Instructions for the task: Show all lines holding the string "police".

Recorded data:
+ + + +
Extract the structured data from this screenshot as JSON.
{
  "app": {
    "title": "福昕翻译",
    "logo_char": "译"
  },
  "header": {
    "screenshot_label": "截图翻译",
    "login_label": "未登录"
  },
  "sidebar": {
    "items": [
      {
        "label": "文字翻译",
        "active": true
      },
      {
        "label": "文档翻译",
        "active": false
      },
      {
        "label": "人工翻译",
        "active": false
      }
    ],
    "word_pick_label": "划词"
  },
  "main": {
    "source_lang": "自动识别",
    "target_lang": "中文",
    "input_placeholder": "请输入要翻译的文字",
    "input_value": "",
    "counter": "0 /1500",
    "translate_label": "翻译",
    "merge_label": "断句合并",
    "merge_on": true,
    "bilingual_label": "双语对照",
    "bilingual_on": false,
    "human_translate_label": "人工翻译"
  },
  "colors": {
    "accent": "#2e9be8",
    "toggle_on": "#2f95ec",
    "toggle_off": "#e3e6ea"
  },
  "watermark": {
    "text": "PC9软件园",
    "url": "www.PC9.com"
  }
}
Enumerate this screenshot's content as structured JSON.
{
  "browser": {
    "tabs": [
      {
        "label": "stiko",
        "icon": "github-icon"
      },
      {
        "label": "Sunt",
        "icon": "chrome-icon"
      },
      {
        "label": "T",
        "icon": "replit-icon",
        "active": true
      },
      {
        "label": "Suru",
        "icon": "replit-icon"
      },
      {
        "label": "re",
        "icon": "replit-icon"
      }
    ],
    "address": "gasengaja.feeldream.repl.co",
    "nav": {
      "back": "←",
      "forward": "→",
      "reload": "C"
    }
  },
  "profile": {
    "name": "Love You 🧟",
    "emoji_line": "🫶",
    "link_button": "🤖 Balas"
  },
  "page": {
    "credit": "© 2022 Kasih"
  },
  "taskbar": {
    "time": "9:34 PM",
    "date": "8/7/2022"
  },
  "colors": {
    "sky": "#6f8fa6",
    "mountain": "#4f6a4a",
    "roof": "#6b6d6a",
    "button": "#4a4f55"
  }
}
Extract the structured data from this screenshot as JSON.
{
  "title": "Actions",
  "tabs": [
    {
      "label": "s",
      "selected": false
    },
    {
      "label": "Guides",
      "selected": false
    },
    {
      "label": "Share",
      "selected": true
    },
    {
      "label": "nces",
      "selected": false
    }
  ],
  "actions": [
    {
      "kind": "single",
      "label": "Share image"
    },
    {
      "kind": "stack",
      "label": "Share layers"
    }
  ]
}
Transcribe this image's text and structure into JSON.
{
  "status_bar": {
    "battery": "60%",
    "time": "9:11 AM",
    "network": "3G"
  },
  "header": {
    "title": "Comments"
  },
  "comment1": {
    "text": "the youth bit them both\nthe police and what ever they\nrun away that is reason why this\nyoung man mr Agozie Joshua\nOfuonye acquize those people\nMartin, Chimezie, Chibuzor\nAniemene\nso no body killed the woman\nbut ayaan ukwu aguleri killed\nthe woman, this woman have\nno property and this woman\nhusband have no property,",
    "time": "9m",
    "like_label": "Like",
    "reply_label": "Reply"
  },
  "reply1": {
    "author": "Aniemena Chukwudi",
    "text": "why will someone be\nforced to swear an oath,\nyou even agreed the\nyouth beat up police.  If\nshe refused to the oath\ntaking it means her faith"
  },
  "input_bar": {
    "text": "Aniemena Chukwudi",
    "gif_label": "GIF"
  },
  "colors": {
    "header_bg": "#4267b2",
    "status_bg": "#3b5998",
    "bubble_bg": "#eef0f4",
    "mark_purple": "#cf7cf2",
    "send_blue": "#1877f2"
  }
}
+ + + +
The solution:
    "text": "the youth bit them both\nthe police and what ever they\nrun away that is reason why this\nyoung man mr Agozie Joshua\nOfuonye acquize those people\nMartin, Chimezie, Chibuzor\nAniemene\nso no body killed the woman\nbut ayaan ukwu aguleri killed\nthe woman, this woman have\nno property and this woman\nhusband have no property,",
    "text": "why will someone be\nforced to swear an oath,\nyou even agreed the\nyouth beat up police.  If\nshe refused to the oath\ntaking it means her faith"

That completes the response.